» Task data
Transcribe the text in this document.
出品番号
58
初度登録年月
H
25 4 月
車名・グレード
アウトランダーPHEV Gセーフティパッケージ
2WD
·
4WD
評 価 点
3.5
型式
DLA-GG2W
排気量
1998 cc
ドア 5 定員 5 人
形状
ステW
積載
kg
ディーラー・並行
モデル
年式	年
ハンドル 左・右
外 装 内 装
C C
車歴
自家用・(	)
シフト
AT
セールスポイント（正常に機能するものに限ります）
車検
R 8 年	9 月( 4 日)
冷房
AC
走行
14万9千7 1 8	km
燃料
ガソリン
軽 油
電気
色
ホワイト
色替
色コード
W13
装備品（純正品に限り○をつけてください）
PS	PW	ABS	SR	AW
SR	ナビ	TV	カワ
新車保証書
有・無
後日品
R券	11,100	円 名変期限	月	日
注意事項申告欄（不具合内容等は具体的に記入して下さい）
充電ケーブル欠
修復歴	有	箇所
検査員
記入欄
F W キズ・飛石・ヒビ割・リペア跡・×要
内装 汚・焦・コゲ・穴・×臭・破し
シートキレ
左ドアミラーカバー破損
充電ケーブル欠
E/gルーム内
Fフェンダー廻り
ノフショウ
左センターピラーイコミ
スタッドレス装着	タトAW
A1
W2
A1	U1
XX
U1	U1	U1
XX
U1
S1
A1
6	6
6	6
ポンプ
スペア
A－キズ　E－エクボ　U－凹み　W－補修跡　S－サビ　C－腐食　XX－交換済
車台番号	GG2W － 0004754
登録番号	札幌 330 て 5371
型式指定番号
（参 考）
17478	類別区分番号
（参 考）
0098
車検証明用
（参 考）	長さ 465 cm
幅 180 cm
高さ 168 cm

» Aim of the task
Output each record precisely as given.

» Solution to this problem
Transcribe the text in this document.
出品番号
58
初度登録年月
H
25 4 月
車名・グレード
アウトランダーPHEV Gセーフティパッケージ
2WD
·
4WD
評 価 点
3.5
型式
DLA-GG2W
排気量
1998 cc
ドア 5 定員 5 人
形状
ステW
積載
kg
ディーラー・並行
モデル
年式	年
ハンドル 左・右
外 装 内 装
C C
車歴
自家用・(	)
シフト
AT
セールスポイント（正常に機能するものに限ります）
車検
R 8 年	9 月( 4 日)
冷房
AC
走行
14万9千7 1 8	km
燃料
ガソリン
軽 油
電気
色
ホワイト
色替
色コード
W13
装備品（純正品に限り○をつけてください）
PS	PW	ABS	SR	AW
SR	ナビ	TV	カワ
新車保証書
有・無
後日品
R券	11,100	円 名変期限	月	日
注意事項申告欄（不具合内容等は具体的に記入して下さい）
充電ケーブル欠
修復歴	有	箇所
検査員
記入欄
F W キズ・飛石・ヒビ割・リペア跡・×要
内装 汚・焦・コゲ・穴・×臭・破し
シートキレ
左ドアミラーカバー破損
充電ケーブル欠
E/gルーム内
Fフェンダー廻り
ノフショウ
左センターピラーイコミ
スタッドレス装着	タトAW
A1
W2
A1	U1
XX
U1	U1	U1
XX
U1
S1
A1
6	6
6	6
ポンプ
スペア
A－キズ　E－エクボ　U－凹み　W－補修跡　S－サビ　C－腐食　XX－交換済
車台番号	GG2W － 0004754
登録番号	札幌 330 て 5371
型式指定番号
（参 考）
17478	類別区分番号
（参 考）
0098
車検証明用
（参 考）	長さ 465 cm
幅 180 cm
高さ 168 cm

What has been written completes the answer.